Saved entries
◆ ◆ ◆
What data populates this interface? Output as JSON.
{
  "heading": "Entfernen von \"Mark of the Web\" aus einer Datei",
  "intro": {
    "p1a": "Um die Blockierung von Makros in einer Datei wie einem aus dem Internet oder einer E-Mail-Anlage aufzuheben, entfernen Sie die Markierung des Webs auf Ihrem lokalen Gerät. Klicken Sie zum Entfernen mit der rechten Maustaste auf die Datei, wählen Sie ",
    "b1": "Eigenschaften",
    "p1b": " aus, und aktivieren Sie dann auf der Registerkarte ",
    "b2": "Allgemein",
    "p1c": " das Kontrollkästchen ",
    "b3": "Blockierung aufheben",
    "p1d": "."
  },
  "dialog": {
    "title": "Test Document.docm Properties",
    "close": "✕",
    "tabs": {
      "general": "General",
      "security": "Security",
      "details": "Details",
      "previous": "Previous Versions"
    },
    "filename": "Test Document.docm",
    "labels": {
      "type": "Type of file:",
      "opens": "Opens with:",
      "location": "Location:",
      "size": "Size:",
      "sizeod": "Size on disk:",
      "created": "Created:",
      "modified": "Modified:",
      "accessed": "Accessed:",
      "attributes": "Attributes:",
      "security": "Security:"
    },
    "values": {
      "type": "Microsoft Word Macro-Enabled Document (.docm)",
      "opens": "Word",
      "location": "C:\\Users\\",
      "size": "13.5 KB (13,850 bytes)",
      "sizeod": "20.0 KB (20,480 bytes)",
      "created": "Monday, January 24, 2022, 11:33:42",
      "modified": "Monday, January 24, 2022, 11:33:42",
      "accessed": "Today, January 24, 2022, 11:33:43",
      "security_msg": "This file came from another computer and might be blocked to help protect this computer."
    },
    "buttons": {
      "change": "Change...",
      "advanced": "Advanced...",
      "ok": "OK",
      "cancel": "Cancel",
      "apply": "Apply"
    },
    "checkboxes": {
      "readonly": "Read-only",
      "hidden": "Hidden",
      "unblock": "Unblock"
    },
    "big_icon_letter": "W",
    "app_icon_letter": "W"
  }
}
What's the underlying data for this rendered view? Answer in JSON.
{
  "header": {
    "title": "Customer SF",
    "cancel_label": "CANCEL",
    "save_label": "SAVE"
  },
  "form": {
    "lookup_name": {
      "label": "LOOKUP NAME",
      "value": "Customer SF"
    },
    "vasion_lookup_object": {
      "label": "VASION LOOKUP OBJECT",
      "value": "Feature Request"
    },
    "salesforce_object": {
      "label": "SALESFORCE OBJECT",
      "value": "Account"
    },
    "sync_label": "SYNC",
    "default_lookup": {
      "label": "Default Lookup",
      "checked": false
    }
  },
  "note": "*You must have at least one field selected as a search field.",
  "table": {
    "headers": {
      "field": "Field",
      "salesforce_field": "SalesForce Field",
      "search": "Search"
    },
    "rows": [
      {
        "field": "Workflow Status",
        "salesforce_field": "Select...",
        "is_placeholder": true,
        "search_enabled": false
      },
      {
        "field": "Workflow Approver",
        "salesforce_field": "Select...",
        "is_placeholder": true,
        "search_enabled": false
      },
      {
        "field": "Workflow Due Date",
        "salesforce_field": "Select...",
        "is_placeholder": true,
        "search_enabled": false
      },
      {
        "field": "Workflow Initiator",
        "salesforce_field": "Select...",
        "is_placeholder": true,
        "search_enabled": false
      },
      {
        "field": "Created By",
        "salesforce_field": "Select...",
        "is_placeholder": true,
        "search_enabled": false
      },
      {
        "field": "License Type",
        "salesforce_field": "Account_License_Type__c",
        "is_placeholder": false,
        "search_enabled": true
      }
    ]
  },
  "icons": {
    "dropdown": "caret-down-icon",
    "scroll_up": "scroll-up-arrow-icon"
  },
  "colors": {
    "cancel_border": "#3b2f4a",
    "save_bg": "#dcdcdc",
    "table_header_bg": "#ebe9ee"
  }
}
◆ ◆ ◆
What number of lines in the records contain the word "docm"? Answer with that number alone.

3